## [WRITTEN PROBLEM]
Everything from the line containing "Convert this document image to plain text." to the last line of the records must be returned verbatim; nothing else belongs in the output.

## [Data records]
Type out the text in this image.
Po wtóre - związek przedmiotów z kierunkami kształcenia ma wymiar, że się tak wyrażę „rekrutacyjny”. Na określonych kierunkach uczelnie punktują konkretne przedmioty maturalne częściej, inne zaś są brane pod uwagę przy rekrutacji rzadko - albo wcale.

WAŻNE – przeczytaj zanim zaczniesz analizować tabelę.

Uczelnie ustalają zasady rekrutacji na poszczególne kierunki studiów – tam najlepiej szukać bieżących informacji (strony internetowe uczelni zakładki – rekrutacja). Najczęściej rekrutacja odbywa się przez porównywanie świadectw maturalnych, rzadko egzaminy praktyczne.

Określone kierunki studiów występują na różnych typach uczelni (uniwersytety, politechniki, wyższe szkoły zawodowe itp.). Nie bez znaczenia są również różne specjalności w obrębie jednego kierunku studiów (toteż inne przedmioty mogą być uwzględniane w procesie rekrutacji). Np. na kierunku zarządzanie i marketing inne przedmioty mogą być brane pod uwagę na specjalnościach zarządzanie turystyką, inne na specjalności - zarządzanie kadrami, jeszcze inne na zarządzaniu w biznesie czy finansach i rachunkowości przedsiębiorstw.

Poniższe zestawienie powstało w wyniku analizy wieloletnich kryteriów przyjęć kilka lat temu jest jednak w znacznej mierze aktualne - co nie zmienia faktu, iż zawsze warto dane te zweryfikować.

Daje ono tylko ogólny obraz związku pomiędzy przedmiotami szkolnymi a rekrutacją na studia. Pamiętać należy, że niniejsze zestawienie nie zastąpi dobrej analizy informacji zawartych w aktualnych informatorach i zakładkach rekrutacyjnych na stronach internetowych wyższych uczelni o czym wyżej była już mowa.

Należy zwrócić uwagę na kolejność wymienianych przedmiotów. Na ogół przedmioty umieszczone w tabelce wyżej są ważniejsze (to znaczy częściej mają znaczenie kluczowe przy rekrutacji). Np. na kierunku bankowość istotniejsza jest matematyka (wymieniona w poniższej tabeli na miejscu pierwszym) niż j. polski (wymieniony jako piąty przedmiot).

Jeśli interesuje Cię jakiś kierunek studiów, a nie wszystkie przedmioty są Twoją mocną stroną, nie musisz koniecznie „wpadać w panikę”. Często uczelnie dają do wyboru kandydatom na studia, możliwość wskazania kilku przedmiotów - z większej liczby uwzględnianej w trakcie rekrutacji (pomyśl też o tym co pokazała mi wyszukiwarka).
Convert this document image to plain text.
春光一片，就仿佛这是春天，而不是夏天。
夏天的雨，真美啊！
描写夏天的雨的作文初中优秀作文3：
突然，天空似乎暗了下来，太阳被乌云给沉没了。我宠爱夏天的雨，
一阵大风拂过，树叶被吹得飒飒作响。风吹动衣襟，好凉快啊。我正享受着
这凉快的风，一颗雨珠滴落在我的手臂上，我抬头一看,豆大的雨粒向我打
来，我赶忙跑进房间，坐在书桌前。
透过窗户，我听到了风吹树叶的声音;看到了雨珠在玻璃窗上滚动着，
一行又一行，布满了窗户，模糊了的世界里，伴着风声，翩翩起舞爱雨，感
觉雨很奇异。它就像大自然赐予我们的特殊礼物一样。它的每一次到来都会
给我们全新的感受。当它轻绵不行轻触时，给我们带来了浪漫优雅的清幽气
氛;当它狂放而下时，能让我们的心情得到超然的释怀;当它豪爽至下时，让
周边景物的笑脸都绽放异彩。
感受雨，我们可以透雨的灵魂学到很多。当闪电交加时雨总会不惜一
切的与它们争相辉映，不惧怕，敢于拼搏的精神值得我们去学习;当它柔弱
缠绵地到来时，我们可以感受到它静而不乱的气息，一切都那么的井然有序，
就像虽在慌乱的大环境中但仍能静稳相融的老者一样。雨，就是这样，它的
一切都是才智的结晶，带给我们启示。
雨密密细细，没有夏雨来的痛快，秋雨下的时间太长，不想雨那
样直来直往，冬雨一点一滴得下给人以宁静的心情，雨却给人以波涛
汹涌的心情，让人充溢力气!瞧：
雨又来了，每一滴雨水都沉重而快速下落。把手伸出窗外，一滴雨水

## [WRITTEN RESPONSE]
Convert this document image to plain text.
春光一片，就仿佛这是春天，而不是夏天。
夏天的雨，真美啊！
描写夏天的雨的作文初中优秀作文3：
突然，天空似乎暗了下来，太阳被乌云给沉没了。我宠爱夏天的雨，
一阵大风拂过，树叶被吹得飒飒作响。风吹动衣襟，好凉快啊。我正享受着
这凉快的风，一颗雨珠滴落在我的手臂上，我抬头一看,豆大的雨粒向我打
来，我赶忙跑进房间，坐在书桌前。
透过窗户，我听到了风吹树叶的声音;看到了雨珠在玻璃窗上滚动着，
一行又一行，布满了窗户，模糊了的世界里，伴着风声，翩翩起舞爱雨，感
觉雨很奇异。它就像大自然赐予我们的特殊礼物一样。它的每一次到来都会
给我们全新的感受。当它轻绵不行轻触时，给我们带来了浪漫优雅的清幽气
氛;当它狂放而下时，能让我们的心情得到超然的释怀;当它豪爽至下时，让
周边景物的笑脸都绽放异彩。
感受雨，我们可以透雨的灵魂学到很多。当闪电交加时雨总会不惜一
切的与它们争相辉映，不惧怕，敢于拼搏的精神值得我们去学习;当它柔弱
缠绵地到来时，我们可以感受到它静而不乱的气息，一切都那么的井然有序，
就像虽在慌乱的大环境中但仍能静稳相融的老者一样。雨，就是这样，它的
一切都是才智的结晶，带给我们启示。
雨密密细细，没有夏雨来的痛快，秋雨下的时间太长，不想雨那
样直来直往，冬雨一点一滴得下给人以宁静的心情，雨却给人以波涛
汹涌的心情，让人充溢力气!瞧：
雨又来了，每一滴雨水都沉重而快速下落。把手伸出窗外，一滴雨水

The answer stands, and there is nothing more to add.